Written task => Output every line exactly as written. Leave out pictures.

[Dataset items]
━━━━

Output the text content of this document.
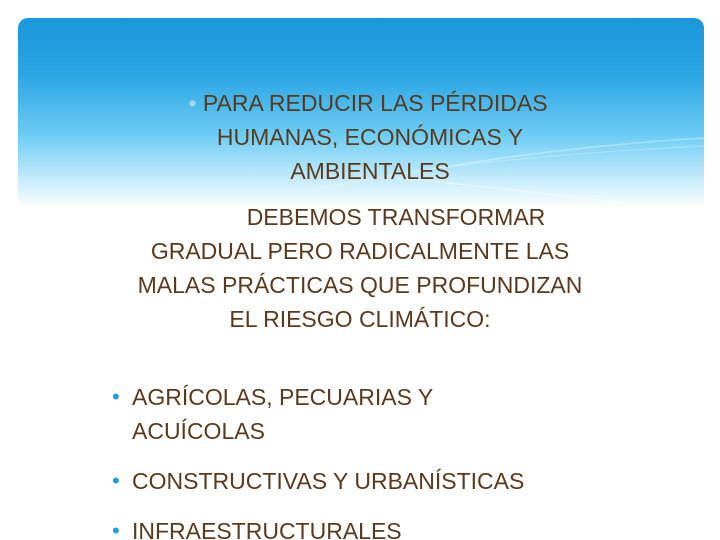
• PARA REDUCIR LAS PÉRDIDAS
HUMANAS, ECONÓMICAS Y
AMBIENTALES
DEBEMOS TRANSFORMAR
GRADUAL PERO RADICALMENTE LAS
MALAS PRÁCTICAS QUE PROFUNDIZAN
EL RIESGO CLIMÁTICO:
• AGRÍCOLAS, PECUARIAS Y
ACUÍCOLAS
• CONSTRUCTIVAS Y URBANÍSTICAS
• INFRAESTRUCTURALES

━━━━

Solved exercise =>
Output the text content of this document.
• PARA REDUCIR LAS PÉRDIDAS
HUMANAS, ECONÓMICAS Y
AMBIENTALES
DEBEMOS TRANSFORMAR
GRADUAL PERO RADICALMENTE LAS
MALAS PRÁCTICAS QUE PROFUNDIZAN
EL RIESGO CLIMÁTICO:
• AGRÍCOLAS, PECUARIAS Y
ACUÍCOLAS
• CONSTRUCTIVAS Y URBANÍSTICAS
• INFRAESTRUCTURALES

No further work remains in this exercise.